> **Given task**: Please give the listing again in its entirety, exactly as written.

> **Data shown**:
--*--
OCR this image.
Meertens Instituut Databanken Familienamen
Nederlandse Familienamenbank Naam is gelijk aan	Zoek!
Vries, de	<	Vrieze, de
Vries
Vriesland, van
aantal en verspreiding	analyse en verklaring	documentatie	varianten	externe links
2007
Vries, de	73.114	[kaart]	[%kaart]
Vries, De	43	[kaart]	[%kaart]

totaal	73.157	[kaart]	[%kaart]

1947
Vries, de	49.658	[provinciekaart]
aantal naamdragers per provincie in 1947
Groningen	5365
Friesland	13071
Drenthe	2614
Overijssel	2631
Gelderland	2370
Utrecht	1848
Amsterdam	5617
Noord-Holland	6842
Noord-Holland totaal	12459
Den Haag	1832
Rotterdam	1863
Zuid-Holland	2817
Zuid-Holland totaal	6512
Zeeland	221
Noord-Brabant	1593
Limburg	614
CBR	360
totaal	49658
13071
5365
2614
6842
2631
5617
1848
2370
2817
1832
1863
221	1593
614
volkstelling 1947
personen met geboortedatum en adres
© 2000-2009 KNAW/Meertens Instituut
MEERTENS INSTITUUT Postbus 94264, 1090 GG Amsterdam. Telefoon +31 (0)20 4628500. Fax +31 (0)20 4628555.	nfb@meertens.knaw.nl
--*--
> **Response below**:
OCR this image.
Meertens Instituut Databanken Familienamen
Nederlandse Familienamenbank Naam is gelijk aan	Zoek!
Vries, de	<	Vrieze, de
Vries
Vriesland, van
aantal en verspreiding	analyse en verklaring	documentatie	varianten	externe links
2007
Vries, de	73.114	[kaart]	[%kaart]
Vries, De	43	[kaart]	[%kaart]

totaal	73.157	[kaart]	[%kaart]

1947
Vries, de	49.658	[provinciekaart]
aantal naamdragers per provincie in 1947
Groningen	5365
Friesland	13071
Drenthe	2614
Overijssel	2631
Gelderland	2370
Utrecht	1848
Amsterdam	5617
Noord-Holland	6842
Noord-Holland totaal	12459
Den Haag	1832
Rotterdam	1863
Zuid-Holland	2817
Zuid-Holland totaal	6512
Zeeland	221
Noord-Brabant	1593
Limburg	614
CBR	360
totaal	49658
13071
5365
2614
6842
2631
5617
1848
2370
2817
1832
1863
221	1593
614
volkstelling 1947
personen met geboortedatum en adres
© 2000-2009 KNAW/Meertens Instituut
MEERTENS INSTITUUT Postbus 94264, 1090 GG Amsterdam. Telefoon +31 (0)20 4628500. Fax +31 (0)20 4628555.	nfb@meertens.knaw.nl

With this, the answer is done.